DIRECTIVE: Word for word, copy all the data and drop the pictures.

PROVIDED RECORDS:
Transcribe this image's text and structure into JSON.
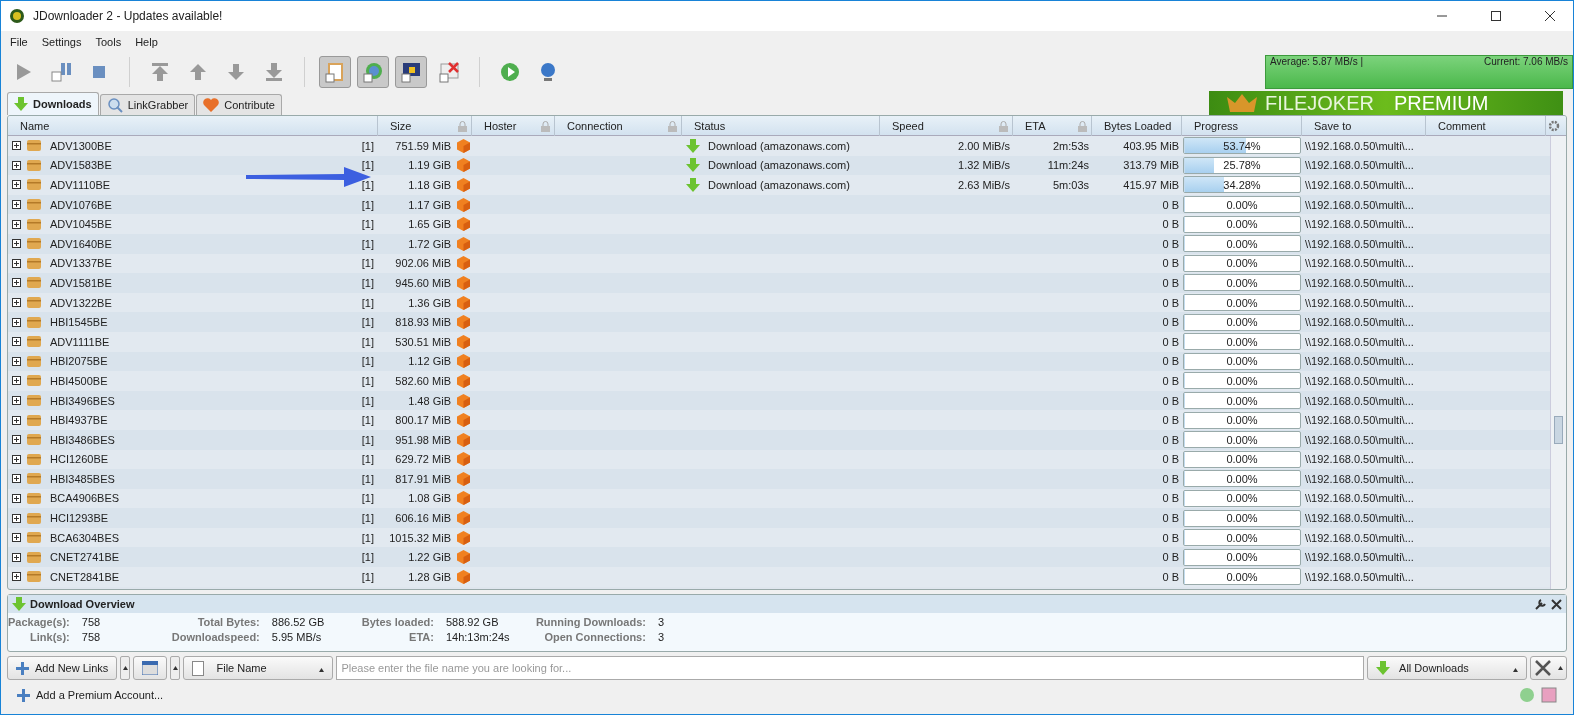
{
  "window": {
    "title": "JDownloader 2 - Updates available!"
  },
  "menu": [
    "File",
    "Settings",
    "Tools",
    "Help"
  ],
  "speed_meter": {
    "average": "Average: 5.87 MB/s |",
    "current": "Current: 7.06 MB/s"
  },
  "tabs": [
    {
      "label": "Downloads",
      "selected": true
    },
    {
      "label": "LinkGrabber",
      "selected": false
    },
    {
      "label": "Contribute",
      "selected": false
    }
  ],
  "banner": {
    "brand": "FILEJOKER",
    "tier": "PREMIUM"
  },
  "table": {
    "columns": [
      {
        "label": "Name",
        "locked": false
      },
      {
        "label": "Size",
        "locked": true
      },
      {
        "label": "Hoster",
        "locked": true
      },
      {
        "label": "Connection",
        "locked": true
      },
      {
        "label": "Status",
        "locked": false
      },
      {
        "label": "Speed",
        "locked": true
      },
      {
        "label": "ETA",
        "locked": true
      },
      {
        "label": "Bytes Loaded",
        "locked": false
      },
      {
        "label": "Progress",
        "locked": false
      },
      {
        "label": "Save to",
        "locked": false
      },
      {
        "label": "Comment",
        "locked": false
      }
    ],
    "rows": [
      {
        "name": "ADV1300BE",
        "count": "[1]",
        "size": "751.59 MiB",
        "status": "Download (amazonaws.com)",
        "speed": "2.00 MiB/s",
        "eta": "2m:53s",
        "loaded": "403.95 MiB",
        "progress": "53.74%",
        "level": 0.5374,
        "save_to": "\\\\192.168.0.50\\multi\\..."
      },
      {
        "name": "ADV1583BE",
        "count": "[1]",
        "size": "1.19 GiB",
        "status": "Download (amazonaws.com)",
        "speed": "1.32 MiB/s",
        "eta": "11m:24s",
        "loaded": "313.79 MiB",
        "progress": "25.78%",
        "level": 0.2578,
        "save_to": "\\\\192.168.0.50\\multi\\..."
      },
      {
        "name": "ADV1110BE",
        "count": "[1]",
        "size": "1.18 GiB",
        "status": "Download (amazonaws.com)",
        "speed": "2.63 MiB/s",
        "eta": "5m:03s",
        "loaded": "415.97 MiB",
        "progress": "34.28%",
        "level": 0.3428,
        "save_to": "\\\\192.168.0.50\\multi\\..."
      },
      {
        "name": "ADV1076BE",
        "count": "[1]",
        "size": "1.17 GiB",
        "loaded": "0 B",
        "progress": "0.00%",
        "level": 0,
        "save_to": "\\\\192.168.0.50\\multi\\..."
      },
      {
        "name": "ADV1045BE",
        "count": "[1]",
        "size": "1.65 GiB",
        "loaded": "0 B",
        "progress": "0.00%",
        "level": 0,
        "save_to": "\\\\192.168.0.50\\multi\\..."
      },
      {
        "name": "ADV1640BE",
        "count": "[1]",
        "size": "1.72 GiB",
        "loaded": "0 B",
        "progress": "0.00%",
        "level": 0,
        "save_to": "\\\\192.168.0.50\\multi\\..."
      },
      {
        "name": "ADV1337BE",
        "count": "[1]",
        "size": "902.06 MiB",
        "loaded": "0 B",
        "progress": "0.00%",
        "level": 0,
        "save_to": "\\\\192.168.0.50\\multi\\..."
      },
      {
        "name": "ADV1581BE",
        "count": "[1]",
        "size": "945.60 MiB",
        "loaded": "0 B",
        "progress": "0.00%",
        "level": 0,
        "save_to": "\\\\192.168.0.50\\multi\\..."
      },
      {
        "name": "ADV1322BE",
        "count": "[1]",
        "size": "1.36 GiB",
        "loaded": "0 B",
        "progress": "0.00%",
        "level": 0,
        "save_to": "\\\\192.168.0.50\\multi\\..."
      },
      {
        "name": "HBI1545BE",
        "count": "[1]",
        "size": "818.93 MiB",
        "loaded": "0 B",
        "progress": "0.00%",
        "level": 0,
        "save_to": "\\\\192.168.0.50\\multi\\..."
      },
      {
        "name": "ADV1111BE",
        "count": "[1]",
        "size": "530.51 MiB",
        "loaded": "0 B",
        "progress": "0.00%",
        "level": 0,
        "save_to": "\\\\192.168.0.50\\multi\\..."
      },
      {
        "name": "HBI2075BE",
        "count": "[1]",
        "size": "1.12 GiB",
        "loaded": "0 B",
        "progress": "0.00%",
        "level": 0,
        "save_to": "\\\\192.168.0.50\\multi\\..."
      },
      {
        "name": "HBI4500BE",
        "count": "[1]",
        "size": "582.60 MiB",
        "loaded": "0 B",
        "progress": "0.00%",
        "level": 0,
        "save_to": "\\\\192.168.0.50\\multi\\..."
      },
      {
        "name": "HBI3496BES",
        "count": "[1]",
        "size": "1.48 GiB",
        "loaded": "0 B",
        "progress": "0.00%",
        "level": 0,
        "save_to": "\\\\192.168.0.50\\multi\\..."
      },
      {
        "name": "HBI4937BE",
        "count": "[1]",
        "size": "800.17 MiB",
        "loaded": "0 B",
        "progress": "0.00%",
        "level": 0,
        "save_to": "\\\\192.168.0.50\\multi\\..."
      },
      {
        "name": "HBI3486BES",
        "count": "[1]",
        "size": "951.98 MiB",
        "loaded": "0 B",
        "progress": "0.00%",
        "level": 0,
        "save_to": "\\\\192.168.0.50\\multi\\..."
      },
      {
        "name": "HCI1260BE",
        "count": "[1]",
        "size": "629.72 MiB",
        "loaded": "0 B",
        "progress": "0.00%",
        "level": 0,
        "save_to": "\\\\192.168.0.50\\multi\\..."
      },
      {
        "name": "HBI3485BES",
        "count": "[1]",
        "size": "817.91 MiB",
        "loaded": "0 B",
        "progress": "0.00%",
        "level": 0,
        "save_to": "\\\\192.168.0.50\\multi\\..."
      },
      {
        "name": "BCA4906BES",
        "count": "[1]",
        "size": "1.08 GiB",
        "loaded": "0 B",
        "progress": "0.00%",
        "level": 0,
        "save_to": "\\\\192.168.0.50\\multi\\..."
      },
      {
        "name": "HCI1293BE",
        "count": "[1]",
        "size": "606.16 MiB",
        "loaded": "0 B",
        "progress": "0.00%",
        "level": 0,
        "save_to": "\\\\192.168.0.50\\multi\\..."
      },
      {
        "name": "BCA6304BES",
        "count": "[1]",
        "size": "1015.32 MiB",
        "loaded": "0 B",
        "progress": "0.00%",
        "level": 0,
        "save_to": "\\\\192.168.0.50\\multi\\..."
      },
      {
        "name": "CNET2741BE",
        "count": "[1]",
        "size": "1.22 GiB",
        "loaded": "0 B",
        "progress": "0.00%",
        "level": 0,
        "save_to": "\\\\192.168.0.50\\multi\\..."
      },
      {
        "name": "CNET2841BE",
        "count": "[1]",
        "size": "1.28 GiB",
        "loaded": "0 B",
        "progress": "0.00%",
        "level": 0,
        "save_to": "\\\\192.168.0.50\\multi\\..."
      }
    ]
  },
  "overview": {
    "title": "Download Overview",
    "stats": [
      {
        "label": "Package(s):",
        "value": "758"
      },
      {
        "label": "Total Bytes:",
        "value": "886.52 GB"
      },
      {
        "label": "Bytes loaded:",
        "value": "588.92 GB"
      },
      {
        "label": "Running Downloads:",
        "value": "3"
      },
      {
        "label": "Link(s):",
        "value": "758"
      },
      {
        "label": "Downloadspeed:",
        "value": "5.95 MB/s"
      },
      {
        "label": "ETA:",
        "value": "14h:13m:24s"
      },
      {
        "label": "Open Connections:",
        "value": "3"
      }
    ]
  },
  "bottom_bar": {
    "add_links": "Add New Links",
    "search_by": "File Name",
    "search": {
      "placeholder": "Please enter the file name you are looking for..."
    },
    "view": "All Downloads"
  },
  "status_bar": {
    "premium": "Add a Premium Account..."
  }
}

IN RESPONSE:
Transcribe this image's text and structure into JSON.
{
  "window": {
    "title": "JDownloader 2 - Updates available!"
  },
  "menu": [
    "File",
    "Settings",
    "Tools",
    "Help"
  ],
  "speed_meter": {
    "average": "Average: 5.87 MB/s |",
    "current": "Current: 7.06 MB/s"
  },
  "tabs": [
    {
      "label": "Downloads",
      "selected": true
    },
    {
      "label": "LinkGrabber",
      "selected": false
    },
    {
      "label": "Contribute",
      "selected": false
    }
  ],
  "banner": {
    "brand": "FILEJOKER",
    "tier": "PREMIUM"
  },
  "table": {
    "columns": [
      {
        "label": "Name",
        "locked": false
      },
      {
        "label": "Size",
        "locked": true
      },
      {
        "label": "Hoster",
        "locked": true
      },
      {
        "label": "Connection",
        "locked": true
      },
      {
        "label": "Status",
        "locked": false
      },
      {
        "label": "Speed",
        "locked": true
      },
      {
        "label": "ETA",
        "locked": true
      },
      {
        "label": "Bytes Loaded",
        "locked": false
      },
      {
        "label": "Progress",
        "locked": false
      },
      {
        "label": "Save to",
        "locked": false
      },
      {
        "label": "Comment",
        "locked": false
      }
    ],
    "rows": [
      {
        "name": "ADV1300BE",
        "count": "[1]",
        "size": "751.59 MiB",
        "status": "Download (amazonaws.com)",
        "speed": "2.00 MiB/s",
        "eta": "2m:53s",
        "loaded": "403.95 MiB",
        "progress": "53.74%",
        "level": 0.5374,
        "save_to": "\\\\192.168.0.50\\multi\\..."
      },
      {
        "name": "ADV1583BE",
        "count": "[1]",
        "size": "1.19 GiB",
        "status": "Download (amazonaws.com)",
        "speed": "1.32 MiB/s",
        "eta": "11m:24s",
        "loaded": "313.79 MiB",
        "progress": "25.78%",
        "level": 0.2578,
        "save_to": "\\\\192.168.0.50\\multi\\..."
      },
      {
        "name": "ADV1110BE",
        "count": "[1]",
        "size": "1.18 GiB",
        "status": "Download (amazonaws.com)",
        "speed": "2.63 MiB/s",
        "eta": "5m:03s",
        "loaded": "415.97 MiB",
        "progress": "34.28%",
        "level": 0.3428,
        "save_to": "\\\\192.168.0.50\\multi\\..."
      },
      {
        "name": "ADV1076BE",
        "count": "[1]",
        "size": "1.17 GiB",
        "loaded": "0 B",
        "progress": "0.00%",
        "level": 0,
        "save_to": "\\\\192.168.0.50\\multi\\..."
      },
      {
        "name": "ADV1045BE",
        "count": "[1]",
        "size": "1.65 GiB",
        "loaded": "0 B",
        "progress": "0.00%",
        "level": 0,
        "save_to": "\\\\192.168.0.50\\multi\\..."
      },
      {
        "name": "ADV1640BE",
        "count": "[1]",
        "size": "1.72 GiB",
        "loaded": "0 B",
        "progress": "0.00%",
        "level": 0,
        "save_to": "\\\\192.168.0.50\\multi\\..."
      },
      {
        "name": "ADV1337BE",
        "count": "[1]",
        "size": "902.06 MiB",
        "loaded": "0 B",
        "progress": "0.00%",
        "level": 0,
        "save_to": "\\\\192.168.0.50\\multi\\..."
      },
      {
        "name": "ADV1581BE",
        "count": "[1]",
        "size": "945.60 MiB",
        "loaded": "0 B",
        "progress": "0.00%",
        "level": 0,
        "save_to": "\\\\192.168.0.50\\multi\\..."
      },
      {
        "name": "ADV1322BE",
        "count": "[1]",
        "size": "1.36 GiB",
        "loaded": "0 B",
        "progress": "0.00%",
        "level": 0,
        "save_to": "\\\\192.168.0.50\\multi\\..."
      },
      {
        "name": "HBI1545BE",
        "count": "[1]",
        "size": "818.93 MiB",
        "loaded": "0 B",
        "progress": "0.00%",
        "level": 0,
        "save_to": "\\\\192.168.0.50\\multi\\..."
      },
      {
        "name": "ADV1111BE",
        "count": "[1]",
        "size": "530.51 MiB",
        "loaded": "0 B",
        "progress": "0.00%",
        "level": 0,
        "save_to": "\\\\192.168.0.50\\multi\\..."
      },
      {
        "name": "HBI2075BE",
        "count": "[1]",
        "size": "1.12 GiB",
        "loaded": "0 B",
        "progress": "0.00%",
        "level": 0,
        "save_to": "\\\\192.168.0.50\\multi\\..."
      },
      {
        "name": "HBI4500BE",
        "count": "[1]",
        "size": "582.60 MiB",
        "loaded": "0 B",
        "progress": "0.00%",
        "level": 0,
        "save_to": "\\\\192.168.0.50\\multi\\..."
      },
      {
        "name": "HBI3496BES",
        "count": "[1]",
        "size": "1.48 GiB",
        "loaded": "0 B",
        "progress": "0.00%",
        "level": 0,
        "save_to": "\\\\192.168.0.50\\multi\\..."
      },
      {
        "name": "HBI4937BE",
        "count": "[1]",
        "size": "800.17 MiB",
        "loaded": "0 B",
        "progress": "0.00%",
        "level": 0,
        "save_to": "\\\\192.168.0.50\\multi\\..."
      },
      {
        "name": "HBI3486BES",
        "count": "[1]",
        "size": "951.98 MiB",
        "loaded": "0 B",
        "progress": "0.00%",
        "level": 0,
        "save_to": "\\\\192.168.0.50\\multi\\..."
      },
      {
        "name": "HCI1260BE",
        "count": "[1]",
        "size": "629.72 MiB",
        "loaded": "0 B",
        "progress": "0.00%",
        "level": 0,
        "save_to": "\\\\192.168.0.50\\multi\\..."
      },
      {
        "name": "HBI3485BES",
        "count": "[1]",
        "size": "817.91 MiB",
        "loaded": "0 B",
        "progress": "0.00%",
        "level": 0,
        "save_to": "\\\\192.168.0.50\\multi\\..."
      },
      {
        "name": "BCA4906BES",
        "count": "[1]",
        "size": "1.08 GiB",
        "loaded": "0 B",
        "progress": "0.00%",
        "level": 0,
        "save_to": "\\\\192.168.0.50\\multi\\..."
      },
      {
        "name": "HCI1293BE",
        "count": "[1]",
        "size": "606.16 MiB",
        "loaded": "0 B",
        "progress": "0.00%",
        "level": 0,
        "save_to": "\\\\192.168.0.50\\multi\\..."
      },
      {
        "name": "BCA6304BES",
        "count": "[1]",
        "size": "1015.32 MiB",
        "loaded": "0 B",
        "progress": "0.00%",
        "level": 0,
        "save_to": "\\\\192.168.0.50\\multi\\..."
      },
      {
        "name": "CNET2741BE",
        "count": "[1]",
        "size": "1.22 GiB",
        "loaded": "0 B",
        "progress": "0.00%",
        "level": 0,
        "save_to": "\\\\192.168.0.50\\multi\\..."
      },
      {
        "name": "CNET2841BE",
        "count": "[1]",
        "size": "1.28 GiB",
        "loaded": "0 B",
        "progress": "0.00%",
        "level": 0,
        "save_to": "\\\\192.168.0.50\\multi\\..."
      }
    ]
  },
  "overview": {
    "title": "Download Overview",
    "stats": [
      {
        "label": "Package(s):",
        "value": "758"
      },
      {
        "label": "Total Bytes:",
        "value": "886.52 GB"
      },
      {
        "label": "Bytes loaded:",
        "value": "588.92 GB"
      },
      {
        "label": "Running Downloads:",
        "value": "3"
      },
      {
        "label": "Link(s):",
        "value": "758"
      },
      {
        "label": "Downloadspeed:",
        "value": "5.95 MB/s"
      },
      {
        "label": "ETA:",
        "value": "14h:13m:24s"
      },
      {
        "label": "Open Connections:",
        "value": "3"
      }
    ]
  },
  "bottom_bar": {
    "add_links": "Add New Links",
    "search_by": "File Name",
    "search": {
      "placeholder": "Please enter the file name you are looking for..."
    },
    "view": "All Downloads"
  },
  "status_bar": {
    "premium": "Add a Premium Account..."
  }
}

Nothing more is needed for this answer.